# START OF Data provided

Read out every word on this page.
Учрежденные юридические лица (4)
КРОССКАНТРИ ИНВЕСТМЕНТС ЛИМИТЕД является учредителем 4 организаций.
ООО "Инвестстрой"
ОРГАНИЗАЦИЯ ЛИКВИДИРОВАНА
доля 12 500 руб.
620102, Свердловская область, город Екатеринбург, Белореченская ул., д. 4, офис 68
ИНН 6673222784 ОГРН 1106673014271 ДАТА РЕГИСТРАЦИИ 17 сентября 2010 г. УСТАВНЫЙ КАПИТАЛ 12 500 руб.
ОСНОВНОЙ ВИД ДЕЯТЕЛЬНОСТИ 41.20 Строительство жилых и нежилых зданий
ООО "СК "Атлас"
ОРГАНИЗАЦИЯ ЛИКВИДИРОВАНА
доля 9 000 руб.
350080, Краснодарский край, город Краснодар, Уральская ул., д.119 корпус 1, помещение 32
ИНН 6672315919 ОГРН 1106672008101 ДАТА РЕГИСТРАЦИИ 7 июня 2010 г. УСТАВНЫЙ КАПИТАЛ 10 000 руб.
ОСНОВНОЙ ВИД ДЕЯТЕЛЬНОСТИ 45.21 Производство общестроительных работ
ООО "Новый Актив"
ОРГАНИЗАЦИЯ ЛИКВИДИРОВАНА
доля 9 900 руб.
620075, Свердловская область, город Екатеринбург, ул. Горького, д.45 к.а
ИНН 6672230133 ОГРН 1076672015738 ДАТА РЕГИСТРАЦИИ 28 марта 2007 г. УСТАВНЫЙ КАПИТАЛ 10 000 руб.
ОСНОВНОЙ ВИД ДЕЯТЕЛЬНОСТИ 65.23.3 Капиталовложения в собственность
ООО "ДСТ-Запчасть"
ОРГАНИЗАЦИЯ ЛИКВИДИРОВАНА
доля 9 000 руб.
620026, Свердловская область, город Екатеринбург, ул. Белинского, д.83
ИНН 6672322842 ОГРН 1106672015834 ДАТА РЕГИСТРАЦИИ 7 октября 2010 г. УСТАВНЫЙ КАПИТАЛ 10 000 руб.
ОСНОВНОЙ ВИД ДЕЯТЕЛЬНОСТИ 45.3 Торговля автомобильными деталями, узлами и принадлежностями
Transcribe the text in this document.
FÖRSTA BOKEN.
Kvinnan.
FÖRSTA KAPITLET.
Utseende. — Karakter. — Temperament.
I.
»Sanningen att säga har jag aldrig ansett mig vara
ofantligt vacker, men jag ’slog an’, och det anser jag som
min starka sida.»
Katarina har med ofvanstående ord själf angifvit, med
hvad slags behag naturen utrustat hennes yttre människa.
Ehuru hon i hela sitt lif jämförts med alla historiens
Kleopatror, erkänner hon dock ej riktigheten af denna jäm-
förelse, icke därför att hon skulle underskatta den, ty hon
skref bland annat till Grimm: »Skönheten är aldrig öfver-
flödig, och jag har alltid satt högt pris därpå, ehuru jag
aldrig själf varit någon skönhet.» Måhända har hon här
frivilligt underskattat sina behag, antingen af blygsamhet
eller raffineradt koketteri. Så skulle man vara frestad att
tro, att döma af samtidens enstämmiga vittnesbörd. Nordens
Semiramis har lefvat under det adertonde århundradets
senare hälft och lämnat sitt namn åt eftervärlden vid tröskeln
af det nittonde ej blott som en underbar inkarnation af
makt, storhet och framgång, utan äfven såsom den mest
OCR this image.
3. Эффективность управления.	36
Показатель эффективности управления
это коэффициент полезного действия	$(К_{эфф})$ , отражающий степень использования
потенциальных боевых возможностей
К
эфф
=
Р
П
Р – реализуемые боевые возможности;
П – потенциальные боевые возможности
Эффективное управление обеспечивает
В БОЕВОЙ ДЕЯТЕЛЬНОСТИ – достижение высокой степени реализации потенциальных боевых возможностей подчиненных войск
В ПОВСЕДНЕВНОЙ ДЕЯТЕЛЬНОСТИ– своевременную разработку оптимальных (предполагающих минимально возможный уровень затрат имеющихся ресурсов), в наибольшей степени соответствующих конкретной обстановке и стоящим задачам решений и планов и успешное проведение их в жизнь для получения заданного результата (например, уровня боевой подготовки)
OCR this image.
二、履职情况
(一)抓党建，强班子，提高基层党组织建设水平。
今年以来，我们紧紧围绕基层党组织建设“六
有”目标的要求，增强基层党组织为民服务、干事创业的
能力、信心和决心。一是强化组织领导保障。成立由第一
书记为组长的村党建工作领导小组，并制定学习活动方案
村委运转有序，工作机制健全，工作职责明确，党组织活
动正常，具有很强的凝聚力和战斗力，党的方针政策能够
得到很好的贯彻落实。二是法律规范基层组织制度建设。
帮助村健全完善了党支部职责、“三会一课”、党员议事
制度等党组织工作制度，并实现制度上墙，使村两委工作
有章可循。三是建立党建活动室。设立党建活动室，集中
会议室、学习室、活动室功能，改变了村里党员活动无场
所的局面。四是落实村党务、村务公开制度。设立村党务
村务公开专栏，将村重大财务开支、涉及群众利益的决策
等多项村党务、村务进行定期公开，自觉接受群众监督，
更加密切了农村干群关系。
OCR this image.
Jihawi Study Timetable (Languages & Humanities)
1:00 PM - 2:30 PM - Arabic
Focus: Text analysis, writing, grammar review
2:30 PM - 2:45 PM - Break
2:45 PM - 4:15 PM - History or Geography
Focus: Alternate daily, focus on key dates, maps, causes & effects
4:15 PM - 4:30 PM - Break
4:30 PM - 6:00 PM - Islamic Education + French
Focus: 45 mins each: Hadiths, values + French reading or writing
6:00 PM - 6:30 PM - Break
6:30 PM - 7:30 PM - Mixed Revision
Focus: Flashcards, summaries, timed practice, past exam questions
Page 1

# END OF Data provided

▶ **Instructions to follow**
Extract, from the material above, each line holding the word "возможностей".

▶ **Full solution**
потенциальных боевых возможностей
В БОЕВОЙ ДЕЯТЕЛЬНОСТИ – достижение высокой степени реализации потенциальных боевых возможностей подчиненных войск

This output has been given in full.